EXERCISE DESCRIPTION
Please return exactly the run of lines that begins with the line containing "Extract the structured" and ends with the line containing "Give me the", pictures excluded.

[Extracted records]

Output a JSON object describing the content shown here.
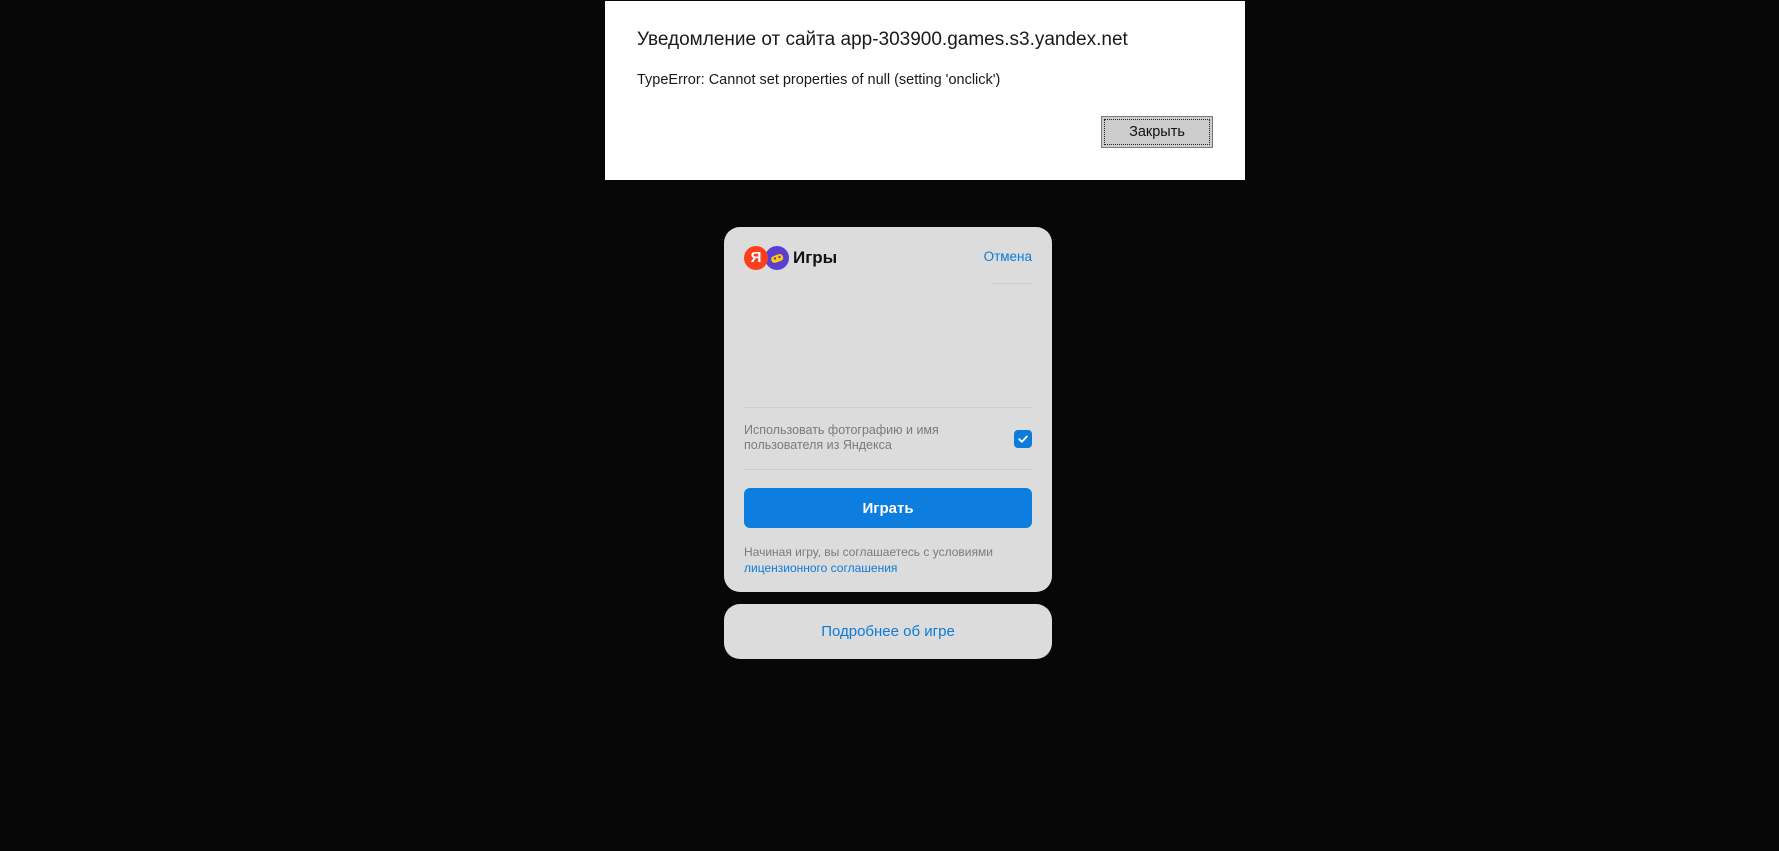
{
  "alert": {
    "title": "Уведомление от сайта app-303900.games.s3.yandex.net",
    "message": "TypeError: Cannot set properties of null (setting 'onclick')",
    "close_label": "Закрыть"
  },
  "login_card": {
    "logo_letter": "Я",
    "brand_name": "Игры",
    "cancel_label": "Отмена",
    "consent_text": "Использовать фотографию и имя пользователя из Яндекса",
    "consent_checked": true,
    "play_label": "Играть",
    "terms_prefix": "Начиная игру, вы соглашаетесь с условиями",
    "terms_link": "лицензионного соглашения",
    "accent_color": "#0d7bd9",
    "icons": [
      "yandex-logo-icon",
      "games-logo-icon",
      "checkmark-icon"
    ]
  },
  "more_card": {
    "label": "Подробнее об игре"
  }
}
...
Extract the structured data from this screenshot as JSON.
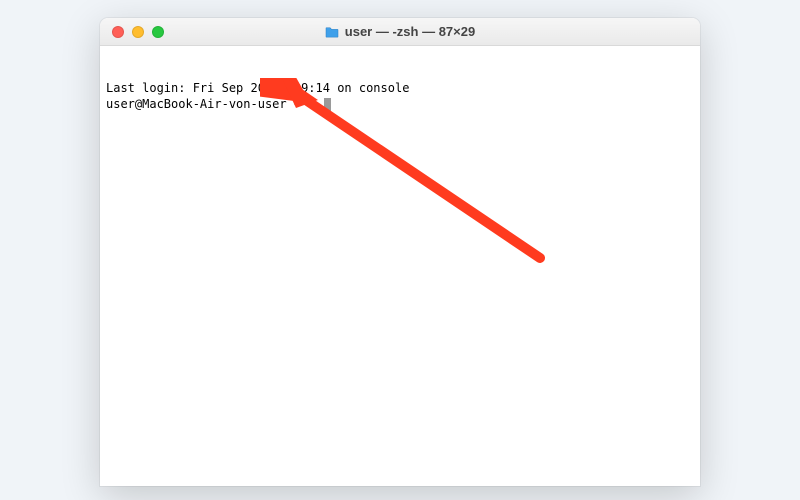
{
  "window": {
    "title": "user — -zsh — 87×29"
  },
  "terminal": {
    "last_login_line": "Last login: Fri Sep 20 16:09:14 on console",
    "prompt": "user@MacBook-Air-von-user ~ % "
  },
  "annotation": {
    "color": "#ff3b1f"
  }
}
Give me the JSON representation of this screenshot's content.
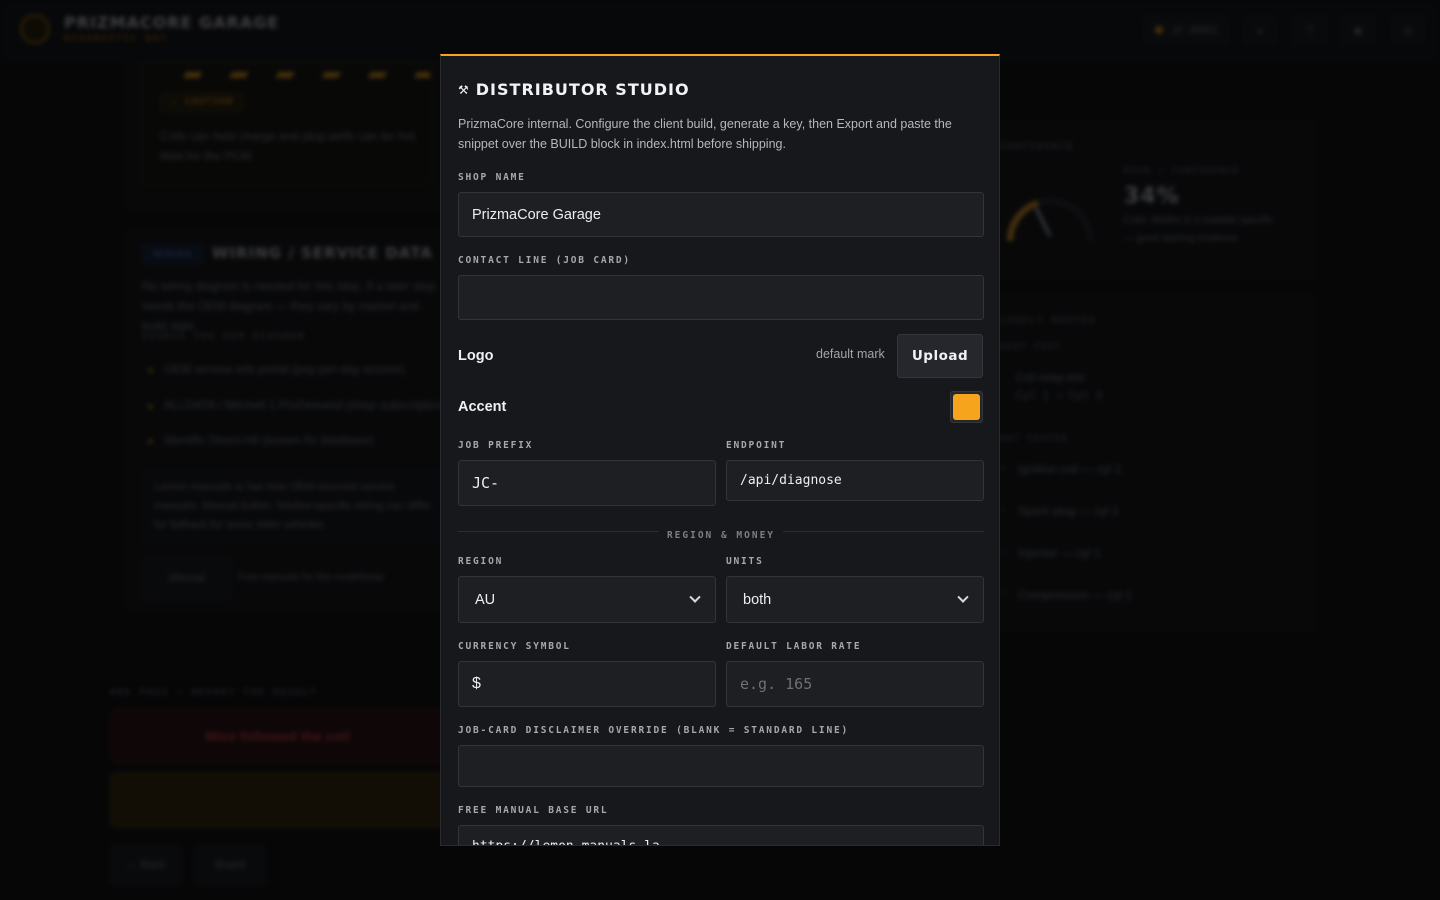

RESPONSE TO THE TASK
Extract the structured data from this screenshot as JSON.
{
  "window": {
    "title": "user — -zsh — 87×29"
  },
  "terminal": {
    "last_login_line": "Last login: Fri Sep 20 16:09:14 on console",
    "prompt": "user@MacBook-Air-von-user ~ % "
  },
  "annotation": {
    "color": "#ff3b1f"
  }
}
Give me the JSON representation of this screenshot's content.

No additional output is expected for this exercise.